+++ Document text

Skip to main content

Overview

The Sage Intacct integration gives your agents read-only access to your Intacct company. Agents can query GL detail, AP bills, AR invoices, vendors, customers, the chart of accounts, and any other Intacct object visible to the connected user — to answer financial questions, reconcile records, and feed reporting, without ever modifying anything in Intacct. The integration is read-only by design for the initial release: the tools only issue Intacct read functions, so agents cannot create, update, or delete records.

Prerequisites

  • A Sage Intacct company with Web Services enabled
  • A Sender ID and Sender Password (the application-level Web Services credential issued by Sage — your Sage account team or implementation partner provides this)
  • A Web Services user in your company (Company > Web Services users) — a dedicated user with read-only permissions on the relevant modules is recommended
  • An Aster admin to connect the integration (the connection is shared org-wide)

Setup Guide

1

Gather credentials

You need five values: the Sender ID + Sender Password (from Sage), and your Company ID, Web Services User ID, and User Password. Multi-entity companies can optionally pin the connection to a single Entity ID.

++++++

Task: Copy out the whole Sage Intacct integration page above, word for word.

+++ Data for review

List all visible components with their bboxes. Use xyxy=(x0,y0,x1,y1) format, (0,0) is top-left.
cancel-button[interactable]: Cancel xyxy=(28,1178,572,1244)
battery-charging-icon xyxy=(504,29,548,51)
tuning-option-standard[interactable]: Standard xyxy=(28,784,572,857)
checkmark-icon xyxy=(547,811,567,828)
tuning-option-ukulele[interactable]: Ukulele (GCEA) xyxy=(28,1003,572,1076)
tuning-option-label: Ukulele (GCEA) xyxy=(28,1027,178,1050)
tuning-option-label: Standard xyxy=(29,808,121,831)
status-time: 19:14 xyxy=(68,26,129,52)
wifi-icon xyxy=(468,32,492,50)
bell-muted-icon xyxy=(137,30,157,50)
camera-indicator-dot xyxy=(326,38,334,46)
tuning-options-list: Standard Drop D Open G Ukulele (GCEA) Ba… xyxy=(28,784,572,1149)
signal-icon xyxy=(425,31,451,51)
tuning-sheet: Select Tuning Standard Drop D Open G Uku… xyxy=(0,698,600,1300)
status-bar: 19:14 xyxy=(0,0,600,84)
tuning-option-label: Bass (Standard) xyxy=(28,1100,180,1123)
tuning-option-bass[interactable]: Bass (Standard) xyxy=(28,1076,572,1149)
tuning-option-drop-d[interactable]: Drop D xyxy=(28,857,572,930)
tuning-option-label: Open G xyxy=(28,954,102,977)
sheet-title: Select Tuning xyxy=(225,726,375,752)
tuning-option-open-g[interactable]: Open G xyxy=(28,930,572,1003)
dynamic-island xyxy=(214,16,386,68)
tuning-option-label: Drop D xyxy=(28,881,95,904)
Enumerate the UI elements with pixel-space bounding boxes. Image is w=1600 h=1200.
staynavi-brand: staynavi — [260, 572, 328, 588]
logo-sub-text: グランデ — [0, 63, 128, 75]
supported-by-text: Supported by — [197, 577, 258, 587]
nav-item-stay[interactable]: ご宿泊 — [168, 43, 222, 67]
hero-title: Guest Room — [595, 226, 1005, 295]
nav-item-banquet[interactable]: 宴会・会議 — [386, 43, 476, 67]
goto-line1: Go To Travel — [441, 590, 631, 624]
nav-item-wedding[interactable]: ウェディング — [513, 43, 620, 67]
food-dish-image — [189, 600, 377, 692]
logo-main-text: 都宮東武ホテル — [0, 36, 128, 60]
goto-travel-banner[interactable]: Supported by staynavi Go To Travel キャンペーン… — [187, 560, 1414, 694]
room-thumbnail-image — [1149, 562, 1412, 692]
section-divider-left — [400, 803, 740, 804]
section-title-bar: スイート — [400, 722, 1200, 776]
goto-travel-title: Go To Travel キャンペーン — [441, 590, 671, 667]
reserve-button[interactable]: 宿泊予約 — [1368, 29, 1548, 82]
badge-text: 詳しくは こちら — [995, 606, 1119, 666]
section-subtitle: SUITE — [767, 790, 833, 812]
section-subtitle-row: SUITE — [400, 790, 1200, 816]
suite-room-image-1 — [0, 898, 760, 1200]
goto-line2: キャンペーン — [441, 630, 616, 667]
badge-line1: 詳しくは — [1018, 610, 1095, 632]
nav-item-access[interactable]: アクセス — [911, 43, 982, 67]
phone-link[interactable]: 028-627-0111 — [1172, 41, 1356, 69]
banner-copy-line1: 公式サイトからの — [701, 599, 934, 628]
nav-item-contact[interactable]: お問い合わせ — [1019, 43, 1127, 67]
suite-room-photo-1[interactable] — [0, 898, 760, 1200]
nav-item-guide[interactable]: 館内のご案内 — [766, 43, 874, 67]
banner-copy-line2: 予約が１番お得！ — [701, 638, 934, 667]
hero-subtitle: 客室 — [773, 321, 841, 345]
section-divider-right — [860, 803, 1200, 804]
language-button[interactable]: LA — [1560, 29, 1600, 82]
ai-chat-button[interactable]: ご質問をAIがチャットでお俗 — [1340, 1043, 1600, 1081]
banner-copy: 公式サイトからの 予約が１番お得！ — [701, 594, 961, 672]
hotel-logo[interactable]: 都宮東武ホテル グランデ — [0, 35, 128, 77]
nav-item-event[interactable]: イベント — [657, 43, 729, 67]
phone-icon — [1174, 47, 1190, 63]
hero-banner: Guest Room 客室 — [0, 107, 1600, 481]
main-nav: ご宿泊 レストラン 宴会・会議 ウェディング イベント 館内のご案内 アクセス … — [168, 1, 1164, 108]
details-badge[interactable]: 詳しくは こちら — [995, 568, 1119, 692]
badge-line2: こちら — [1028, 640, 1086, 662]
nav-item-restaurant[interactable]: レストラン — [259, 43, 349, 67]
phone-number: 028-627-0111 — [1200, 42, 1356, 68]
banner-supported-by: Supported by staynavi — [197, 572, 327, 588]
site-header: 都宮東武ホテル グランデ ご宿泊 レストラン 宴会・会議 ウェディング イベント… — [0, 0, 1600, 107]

++++++

Response area:
Skip to main content

Overview

The Sage Intacct integration gives your agents read-only access to your Intacct company. Agents can query GL detail, AP bills, AR invoices, vendors, customers, the chart of accounts, and any other Intacct object visible to the connected user — to answer financial questions, reconcile records, and feed reporting, without ever modifying anything in Intacct. The integration is read-only by design for the initial release: the tools only issue Intacct read functions, so agents cannot create, update, or delete records.

Prerequisites

  • A Sage Intacct company with Web Services enabled
  • A Sender ID and Sender Password (the application-level Web Services credential issued by Sage — your Sage account team or implementation partner provides this)
  • A Web Services user in your company (Company > Web Services users) — a dedicated user with read-only permissions on the relevant modules is recommended
  • An Aster admin to connect the integration (the connection is shared org-wide)

Setup Guide

1

Gather credentials

You need five values: the Sender ID + Sender Password (from Sage), and your Company ID, Web Services User ID, and User Password. Multi-entity companies can optionally pin the connection to a single Entity ID.